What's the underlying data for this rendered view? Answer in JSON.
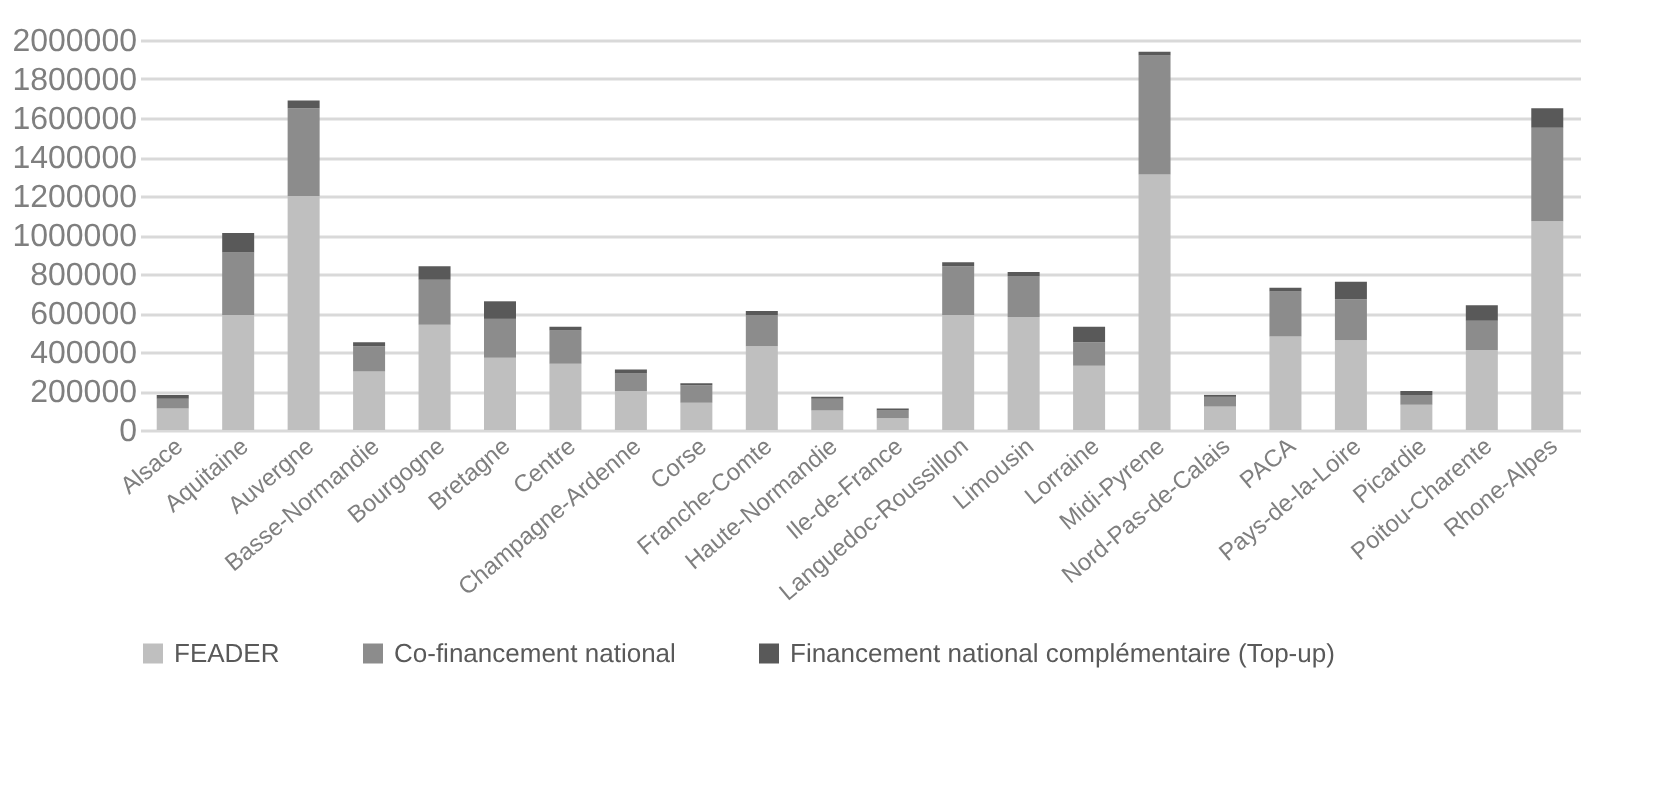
{
  "chart_data": {
    "type": "bar",
    "stacked": true,
    "categories": [
      "Alsace",
      "Aquitaine",
      "Auvergne",
      "Basse-Normandie",
      "Bourgogne",
      "Bretagne",
      "Centre",
      "Champagne-Ardenne",
      "Corse",
      "Franche-Comte",
      "Haute-Normandie",
      "Ile-de-France",
      "Languedoc-Roussillon",
      "Limousin",
      "Lorraine",
      "Midi-Pyrene",
      "Nord-Pas-de-Calais",
      "PACA",
      "Pays-de-la-Loire",
      "Picardie",
      "Poitou-Charente",
      "Rhone-Alpes"
    ],
    "series": [
      {
        "name": "FEADER",
        "color": "#bfbfbf",
        "values": [
          110000,
          590000,
          1200000,
          300000,
          540000,
          370000,
          340000,
          200000,
          140000,
          430000,
          100000,
          60000,
          590000,
          580000,
          330000,
          1310000,
          120000,
          480000,
          460000,
          130000,
          410000,
          1070000
        ]
      },
      {
        "name": "Co-financement national",
        "color": "#8c8c8c",
        "values": [
          50000,
          320000,
          450000,
          130000,
          230000,
          200000,
          170000,
          90000,
          90000,
          160000,
          60000,
          40000,
          250000,
          210000,
          120000,
          610000,
          50000,
          230000,
          210000,
          50000,
          150000,
          480000
        ]
      },
      {
        "name": "Financement national complémentaire (Top-up)",
        "color": "#595959",
        "values": [
          20000,
          100000,
          40000,
          20000,
          70000,
          90000,
          20000,
          20000,
          10000,
          20000,
          10000,
          10000,
          20000,
          20000,
          80000,
          20000,
          10000,
          20000,
          90000,
          20000,
          80000,
          100000
        ]
      }
    ],
    "ylim": [
      0,
      2000000
    ],
    "yticks": [
      0,
      200000,
      400000,
      600000,
      800000,
      1000000,
      1200000,
      1400000,
      1600000,
      1800000,
      2000000
    ],
    "grid": "y",
    "legend": "bottom"
  }
}
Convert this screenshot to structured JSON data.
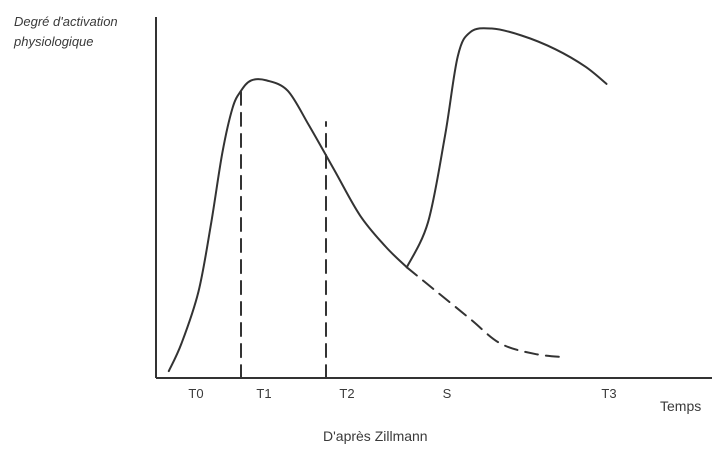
{
  "chart_data": {
    "type": "line",
    "title": "",
    "ylabel_lines": [
      "Degré d'activation",
      "physiologique"
    ],
    "xlabel": "Temps",
    "caption": "D'après Zillmann",
    "ticks": [
      "T0",
      "T1",
      "T2",
      "S",
      "T3"
    ],
    "grid": false,
    "line_color": "#333333",
    "series": [
      {
        "style": "solid",
        "points": [
          [
            0.15,
            0.02
          ],
          [
            0.3,
            0.1
          ],
          [
            0.5,
            0.25
          ],
          [
            0.65,
            0.45
          ],
          [
            0.78,
            0.65
          ],
          [
            0.9,
            0.78
          ],
          [
            1.0,
            0.83
          ],
          [
            1.12,
            0.86
          ],
          [
            1.3,
            0.86
          ],
          [
            1.55,
            0.83
          ],
          [
            1.8,
            0.73
          ],
          [
            2.1,
            0.6
          ],
          [
            2.4,
            0.47
          ],
          [
            2.7,
            0.38
          ],
          [
            2.95,
            0.32
          ]
        ]
      },
      {
        "style": "solid",
        "points": [
          [
            2.95,
            0.32
          ],
          [
            3.2,
            0.45
          ],
          [
            3.4,
            0.7
          ],
          [
            3.55,
            0.93
          ],
          [
            3.7,
            1.0
          ],
          [
            3.95,
            1.01
          ],
          [
            4.3,
            0.99
          ],
          [
            4.7,
            0.95
          ],
          [
            5.05,
            0.9
          ],
          [
            5.3,
            0.85
          ]
        ]
      },
      {
        "style": "dashed",
        "points": [
          [
            2.95,
            0.32
          ],
          [
            3.3,
            0.25
          ],
          [
            3.7,
            0.17
          ],
          [
            4.05,
            0.1
          ],
          [
            4.45,
            0.07
          ],
          [
            4.8,
            0.06
          ]
        ]
      },
      {
        "style": "dashed",
        "points": [
          [
            1.0,
            0.0
          ],
          [
            1.0,
            0.83
          ]
        ]
      },
      {
        "style": "dashed",
        "points": [
          [
            2.0,
            0.0
          ],
          [
            2.0,
            0.74
          ]
        ]
      }
    ]
  }
}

------------

Exactly as written, return every line of the listing, but not the pictures.

What's the underlying data for this rendered view? Answer in JSON.
{
  "chart_data": {
    "type": "bar",
    "stacked": true,
    "categories": [
      "Alsace",
      "Aquitaine",
      "Auvergne",
      "Basse-Normandie",
      "Bourgogne",
      "Bretagne",
      "Centre",
      "Champagne-Ardenne",
      "Corse",
      "Franche-Comte",
      "Haute-Normandie",
      "Ile-de-France",
      "Languedoc-Roussillon",
      "Limousin",
      "Lorraine",
      "Midi-Pyrene",
      "Nord-Pas-de-Calais",
      "PACA",
      "Pays-de-la-Loire",
      "Picardie",
      "Poitou-Charente",
      "Rhone-Alpes"
    ],
    "series": [
      {
        "name": "FEADER",
        "color": "#bfbfbf",
        "values": [
          110000,
          590000,
          1200000,
          300000,
          540000,
          370000,
          340000,
          200000,
          140000,
          430000,
          100000,
          60000,
          590000,
          580000,
          330000,
          1310000,
          120000,
          480000,
          460000,
          130000,
          410000,
          1070000
        ]
      },
      {
        "name": "Co-financement national",
        "color": "#8c8c8c",
        "values": [
          50000,
          320000,
          450000,
          130000,
          230000,
          200000,
          170000,
          90000,
          90000,
          160000,
          60000,
          40000,
          250000,
          210000,
          120000,
          610000,
          50000,
          230000,
          210000,
          50000,
          150000,
          480000
        ]
      },
      {
        "name": "Financement national complémentaire (Top-up)",
        "color": "#595959",
        "values": [
          20000,
          100000,
          40000,
          20000,
          70000,
          90000,
          20000,
          20000,
          10000,
          20000,
          10000,
          10000,
          20000,
          20000,
          80000,
          20000,
          10000,
          20000,
          90000,
          20000,
          80000,
          100000
        ]
      }
    ],
    "ylim": [
      0,
      2000000
    ],
    "yticks": [
      0,
      200000,
      400000,
      600000,
      800000,
      1000000,
      1200000,
      1400000,
      1600000,
      1800000,
      2000000
    ],
    "grid": "y",
    "legend": "bottom"
  }
}
Convert this screenshot to structured JSON data.
{
  "chart_data": {
    "type": "line",
    "title": "",
    "ylabel_lines": [
      "Degré d'activation",
      "physiologique"
    ],
    "xlabel": "Temps",
    "caption": "D'après Zillmann",
    "ticks": [
      "T0",
      "T1",
      "T2",
      "S",
      "T3"
    ],
    "grid": false,
    "line_color": "#333333",
    "series": [
      {
        "style": "solid",
        "points": [
          [
            0.15,
            0.02
          ],
          [
            0.3,
            0.1
          ],
          [
            0.5,
            0.25
          ],
          [
            0.65,
            0.45
          ],
          [
            0.78,
            0.65
          ],
          [
            0.9,
            0.78
          ],
          [
            1.0,
            0.83
          ],
          [
            1.12,
            0.86
          ],
          [
            1.3,
            0.86
          ],
          [
            1.55,
            0.83
          ],
          [
            1.8,
            0.73
          ],
          [
            2.1,
            0.6
          ],
          [
            2.4,
            0.47
          ],
          [
            2.7,
            0.38
          ],
          [
            2.95,
            0.32
          ]
        ]
      },
      {
        "style": "solid",
        "points": [
          [
            2.95,
            0.32
          ],
          [
            3.2,
            0.45
          ],
          [
            3.4,
            0.7
          ],
          [
            3.55,
            0.93
          ],
          [
            3.7,
            1.0
          ],
          [
            3.95,
            1.01
          ],
          [
            4.3,
            0.99
          ],
          [
            4.7,
            0.95
          ],
          [
            5.05,
            0.9
          ],
          [
            5.3,
            0.85
          ]
        ]
      },
      {
        "style": "dashed",
        "points": [
          [
            2.95,
            0.32
          ],
          [
            3.3,
            0.25
          ],
          [
            3.7,
            0.17
          ],
          [
            4.05,
            0.1
          ],
          [
            4.45,
            0.07
          ],
          [
            4.8,
            0.06
          ]
        ]
      },
      {
        "style": "dashed",
        "points": [
          [
            1.0,
            0.0
          ],
          [
            1.0,
            0.83
          ]
        ]
      },
      {
        "style": "dashed",
        "points": [
          [
            2.0,
            0.0
          ],
          [
            2.0,
            0.74
          ]
        ]
      }
    ]
  }
}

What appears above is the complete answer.